Dataset entries:
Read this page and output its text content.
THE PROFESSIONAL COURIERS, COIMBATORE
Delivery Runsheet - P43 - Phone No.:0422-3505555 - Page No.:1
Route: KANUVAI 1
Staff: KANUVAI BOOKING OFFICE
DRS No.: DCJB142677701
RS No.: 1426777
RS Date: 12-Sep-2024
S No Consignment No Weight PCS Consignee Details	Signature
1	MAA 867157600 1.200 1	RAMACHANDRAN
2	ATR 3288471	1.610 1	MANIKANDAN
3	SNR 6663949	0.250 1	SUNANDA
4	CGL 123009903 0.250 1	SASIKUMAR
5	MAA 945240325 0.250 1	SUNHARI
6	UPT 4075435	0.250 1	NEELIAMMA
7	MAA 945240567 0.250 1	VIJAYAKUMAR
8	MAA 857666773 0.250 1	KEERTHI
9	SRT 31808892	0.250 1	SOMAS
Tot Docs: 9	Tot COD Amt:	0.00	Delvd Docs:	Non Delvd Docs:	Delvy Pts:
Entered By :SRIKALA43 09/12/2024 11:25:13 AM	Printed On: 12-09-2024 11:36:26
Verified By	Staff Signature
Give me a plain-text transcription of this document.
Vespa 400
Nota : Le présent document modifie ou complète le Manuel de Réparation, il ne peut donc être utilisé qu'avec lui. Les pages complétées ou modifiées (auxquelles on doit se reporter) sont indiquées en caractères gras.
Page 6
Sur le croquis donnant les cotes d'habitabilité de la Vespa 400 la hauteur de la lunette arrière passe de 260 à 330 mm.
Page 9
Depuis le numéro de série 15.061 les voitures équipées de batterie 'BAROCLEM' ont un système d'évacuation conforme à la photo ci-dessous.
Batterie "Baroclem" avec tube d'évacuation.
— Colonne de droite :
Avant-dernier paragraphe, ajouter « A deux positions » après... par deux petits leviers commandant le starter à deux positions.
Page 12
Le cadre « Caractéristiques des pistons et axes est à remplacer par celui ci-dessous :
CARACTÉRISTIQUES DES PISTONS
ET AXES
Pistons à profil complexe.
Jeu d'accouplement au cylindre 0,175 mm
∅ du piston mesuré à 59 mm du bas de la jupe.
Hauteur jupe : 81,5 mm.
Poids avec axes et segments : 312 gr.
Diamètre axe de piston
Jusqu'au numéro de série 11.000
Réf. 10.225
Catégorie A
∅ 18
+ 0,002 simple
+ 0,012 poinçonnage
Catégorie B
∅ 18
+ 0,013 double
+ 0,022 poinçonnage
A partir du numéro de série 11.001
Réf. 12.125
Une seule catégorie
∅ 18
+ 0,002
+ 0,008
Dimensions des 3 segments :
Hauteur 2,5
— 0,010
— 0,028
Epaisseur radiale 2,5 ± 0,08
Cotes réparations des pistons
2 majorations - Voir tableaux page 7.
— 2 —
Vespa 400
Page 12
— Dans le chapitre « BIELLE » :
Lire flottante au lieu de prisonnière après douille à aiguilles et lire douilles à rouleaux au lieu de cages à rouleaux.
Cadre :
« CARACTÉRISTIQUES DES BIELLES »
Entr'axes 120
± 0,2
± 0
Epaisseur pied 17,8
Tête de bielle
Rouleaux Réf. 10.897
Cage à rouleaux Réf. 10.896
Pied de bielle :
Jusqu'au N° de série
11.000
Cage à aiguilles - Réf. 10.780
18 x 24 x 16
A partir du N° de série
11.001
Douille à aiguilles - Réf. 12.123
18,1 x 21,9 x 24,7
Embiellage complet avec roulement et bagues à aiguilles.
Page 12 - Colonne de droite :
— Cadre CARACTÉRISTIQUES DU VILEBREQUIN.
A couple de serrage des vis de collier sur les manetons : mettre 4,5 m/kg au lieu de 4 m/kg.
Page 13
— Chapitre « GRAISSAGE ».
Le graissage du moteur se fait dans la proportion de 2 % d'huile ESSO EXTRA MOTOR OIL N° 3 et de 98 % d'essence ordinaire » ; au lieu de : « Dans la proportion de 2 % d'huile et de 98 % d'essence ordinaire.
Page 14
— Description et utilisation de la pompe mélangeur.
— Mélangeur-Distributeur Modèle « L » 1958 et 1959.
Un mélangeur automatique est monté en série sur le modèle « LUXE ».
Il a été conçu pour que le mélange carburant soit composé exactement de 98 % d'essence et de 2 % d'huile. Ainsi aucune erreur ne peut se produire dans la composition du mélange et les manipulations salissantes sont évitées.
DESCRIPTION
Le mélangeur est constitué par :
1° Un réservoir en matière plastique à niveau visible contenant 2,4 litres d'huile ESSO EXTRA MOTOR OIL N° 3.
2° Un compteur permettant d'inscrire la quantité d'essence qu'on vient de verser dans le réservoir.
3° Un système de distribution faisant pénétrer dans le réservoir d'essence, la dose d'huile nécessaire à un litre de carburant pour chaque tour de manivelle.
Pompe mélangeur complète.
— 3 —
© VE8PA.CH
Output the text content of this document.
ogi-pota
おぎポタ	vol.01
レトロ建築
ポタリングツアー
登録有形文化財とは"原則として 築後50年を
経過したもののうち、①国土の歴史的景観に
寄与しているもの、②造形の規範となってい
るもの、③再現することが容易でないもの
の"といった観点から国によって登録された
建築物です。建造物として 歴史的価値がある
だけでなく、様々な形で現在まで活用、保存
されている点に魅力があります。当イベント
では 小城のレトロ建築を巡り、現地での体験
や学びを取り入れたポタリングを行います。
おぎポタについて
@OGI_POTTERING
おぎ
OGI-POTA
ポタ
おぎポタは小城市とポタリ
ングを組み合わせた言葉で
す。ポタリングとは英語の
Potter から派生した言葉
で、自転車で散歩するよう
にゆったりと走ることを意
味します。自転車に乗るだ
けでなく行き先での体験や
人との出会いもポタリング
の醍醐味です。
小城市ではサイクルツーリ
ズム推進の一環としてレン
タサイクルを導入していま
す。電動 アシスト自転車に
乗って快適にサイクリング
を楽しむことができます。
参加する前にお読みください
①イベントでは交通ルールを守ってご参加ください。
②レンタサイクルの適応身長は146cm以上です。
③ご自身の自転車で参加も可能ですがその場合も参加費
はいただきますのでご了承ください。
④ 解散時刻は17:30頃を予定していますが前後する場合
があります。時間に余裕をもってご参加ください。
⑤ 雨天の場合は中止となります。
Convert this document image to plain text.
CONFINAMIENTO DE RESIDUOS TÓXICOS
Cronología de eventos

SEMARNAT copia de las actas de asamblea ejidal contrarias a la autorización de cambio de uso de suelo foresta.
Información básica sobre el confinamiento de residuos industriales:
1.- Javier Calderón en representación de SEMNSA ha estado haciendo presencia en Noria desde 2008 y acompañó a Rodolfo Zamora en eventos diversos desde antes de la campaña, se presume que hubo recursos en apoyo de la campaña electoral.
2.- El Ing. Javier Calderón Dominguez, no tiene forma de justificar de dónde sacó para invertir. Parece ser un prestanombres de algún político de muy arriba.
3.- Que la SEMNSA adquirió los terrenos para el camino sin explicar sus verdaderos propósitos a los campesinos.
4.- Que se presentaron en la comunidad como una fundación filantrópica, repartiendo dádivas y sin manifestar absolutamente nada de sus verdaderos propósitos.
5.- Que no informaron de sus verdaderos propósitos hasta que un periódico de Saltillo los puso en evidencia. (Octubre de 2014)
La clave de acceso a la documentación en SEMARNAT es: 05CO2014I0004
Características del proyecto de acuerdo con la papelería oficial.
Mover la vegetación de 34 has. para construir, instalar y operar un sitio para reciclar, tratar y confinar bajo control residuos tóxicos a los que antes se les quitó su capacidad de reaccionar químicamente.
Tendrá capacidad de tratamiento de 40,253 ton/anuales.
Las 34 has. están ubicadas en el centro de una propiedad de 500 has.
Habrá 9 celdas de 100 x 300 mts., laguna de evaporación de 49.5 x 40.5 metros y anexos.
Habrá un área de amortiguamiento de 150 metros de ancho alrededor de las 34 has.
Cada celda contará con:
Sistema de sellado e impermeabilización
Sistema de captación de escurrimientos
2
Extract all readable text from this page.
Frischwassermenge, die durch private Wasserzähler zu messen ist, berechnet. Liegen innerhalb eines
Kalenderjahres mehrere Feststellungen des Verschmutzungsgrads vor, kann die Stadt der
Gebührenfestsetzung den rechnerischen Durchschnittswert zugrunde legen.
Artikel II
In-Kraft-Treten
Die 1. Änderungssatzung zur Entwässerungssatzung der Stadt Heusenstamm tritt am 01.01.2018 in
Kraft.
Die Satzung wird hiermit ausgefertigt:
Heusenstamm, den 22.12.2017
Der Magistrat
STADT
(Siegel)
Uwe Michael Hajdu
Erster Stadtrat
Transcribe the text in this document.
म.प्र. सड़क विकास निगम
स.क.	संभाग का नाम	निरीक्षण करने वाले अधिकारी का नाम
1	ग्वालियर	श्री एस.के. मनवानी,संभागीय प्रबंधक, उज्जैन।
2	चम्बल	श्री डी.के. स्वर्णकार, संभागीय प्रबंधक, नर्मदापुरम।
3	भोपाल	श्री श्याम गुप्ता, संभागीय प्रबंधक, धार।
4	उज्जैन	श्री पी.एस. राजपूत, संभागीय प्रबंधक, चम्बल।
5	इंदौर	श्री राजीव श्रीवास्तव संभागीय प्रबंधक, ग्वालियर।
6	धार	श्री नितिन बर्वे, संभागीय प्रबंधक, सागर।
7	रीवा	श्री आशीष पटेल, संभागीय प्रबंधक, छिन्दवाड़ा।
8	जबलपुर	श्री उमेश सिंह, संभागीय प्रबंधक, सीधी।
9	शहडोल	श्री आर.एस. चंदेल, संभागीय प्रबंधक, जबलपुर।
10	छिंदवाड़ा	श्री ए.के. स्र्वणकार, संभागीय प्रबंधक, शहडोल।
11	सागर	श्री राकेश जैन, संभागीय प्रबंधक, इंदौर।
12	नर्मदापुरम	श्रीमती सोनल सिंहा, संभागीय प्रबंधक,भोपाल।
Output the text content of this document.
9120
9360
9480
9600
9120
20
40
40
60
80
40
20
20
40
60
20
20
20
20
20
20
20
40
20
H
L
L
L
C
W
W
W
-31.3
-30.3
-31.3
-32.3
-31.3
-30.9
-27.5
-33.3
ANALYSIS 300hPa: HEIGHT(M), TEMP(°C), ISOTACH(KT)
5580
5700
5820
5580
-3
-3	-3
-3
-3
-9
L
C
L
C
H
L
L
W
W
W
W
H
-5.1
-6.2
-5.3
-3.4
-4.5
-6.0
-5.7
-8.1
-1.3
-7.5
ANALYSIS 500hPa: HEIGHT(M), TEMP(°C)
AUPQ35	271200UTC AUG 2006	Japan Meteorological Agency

Exercise goal: Reproduce each line of the material containing the word "Epaisseur".

Full answer:
Epaisseur radiale 2,5 ± 0,08
Epaisseur pied 17,8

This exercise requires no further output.